**Problem details**
Please extract every line of the data below and reproduce each one unchanged.

Data records:
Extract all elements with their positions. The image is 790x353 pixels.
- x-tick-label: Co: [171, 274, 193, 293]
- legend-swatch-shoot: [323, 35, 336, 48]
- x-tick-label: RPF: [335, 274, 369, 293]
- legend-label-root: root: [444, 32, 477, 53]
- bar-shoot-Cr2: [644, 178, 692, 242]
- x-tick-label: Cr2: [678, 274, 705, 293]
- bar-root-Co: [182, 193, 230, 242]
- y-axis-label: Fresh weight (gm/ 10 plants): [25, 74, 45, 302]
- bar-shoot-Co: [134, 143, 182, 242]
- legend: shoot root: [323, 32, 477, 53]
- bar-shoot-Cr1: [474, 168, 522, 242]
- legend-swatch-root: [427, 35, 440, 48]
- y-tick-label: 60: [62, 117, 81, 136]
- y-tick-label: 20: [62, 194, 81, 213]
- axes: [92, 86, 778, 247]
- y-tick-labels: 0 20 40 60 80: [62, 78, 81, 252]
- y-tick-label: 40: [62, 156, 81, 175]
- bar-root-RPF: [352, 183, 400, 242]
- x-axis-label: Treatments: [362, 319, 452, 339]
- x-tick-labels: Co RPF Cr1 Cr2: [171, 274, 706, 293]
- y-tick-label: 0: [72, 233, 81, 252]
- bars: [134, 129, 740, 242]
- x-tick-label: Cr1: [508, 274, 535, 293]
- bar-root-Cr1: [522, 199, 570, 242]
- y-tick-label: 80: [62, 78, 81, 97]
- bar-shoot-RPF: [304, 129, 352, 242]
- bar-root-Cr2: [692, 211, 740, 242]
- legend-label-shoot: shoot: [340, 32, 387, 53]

**Expected answer**
Extract all elements with their positions. The image is 790x353 pixels.
- x-tick-label: Co: [171, 274, 193, 293]
- legend-swatch-shoot: [323, 35, 336, 48]
- x-tick-label: RPF: [335, 274, 369, 293]
- legend-label-root: root: [444, 32, 477, 53]
- bar-shoot-Cr2: [644, 178, 692, 242]
- x-tick-label: Cr2: [678, 274, 705, 293]
- bar-root-Co: [182, 193, 230, 242]
- y-axis-label: Fresh weight (gm/ 10 plants): [25, 74, 45, 302]
- bar-shoot-Co: [134, 143, 182, 242]
- legend: shoot root: [323, 32, 477, 53]
- bar-shoot-Cr1: [474, 168, 522, 242]
- legend-swatch-root: [427, 35, 440, 48]
- y-tick-label: 60: [62, 117, 81, 136]
- y-tick-label: 20: [62, 194, 81, 213]
- axes: [92, 86, 778, 247]
- y-tick-labels: 0 20 40 60 80: [62, 78, 81, 252]
- y-tick-label: 40: [62, 156, 81, 175]
- bar-root-RPF: [352, 183, 400, 242]
- x-axis-label: Treatments: [362, 319, 452, 339]
- x-tick-labels: Co RPF Cr1 Cr2: [171, 274, 706, 293]
- y-tick-label: 0: [72, 233, 81, 252]
- bars: [134, 129, 740, 242]
- x-tick-label: Cr1: [508, 274, 535, 293]
- bar-root-Cr1: [522, 199, 570, 242]
- y-tick-label: 80: [62, 78, 81, 97]
- bar-shoot-RPF: [304, 129, 352, 242]
- bar-root-Cr2: [692, 211, 740, 242]
- legend-label-shoot: shoot: [340, 32, 387, 53]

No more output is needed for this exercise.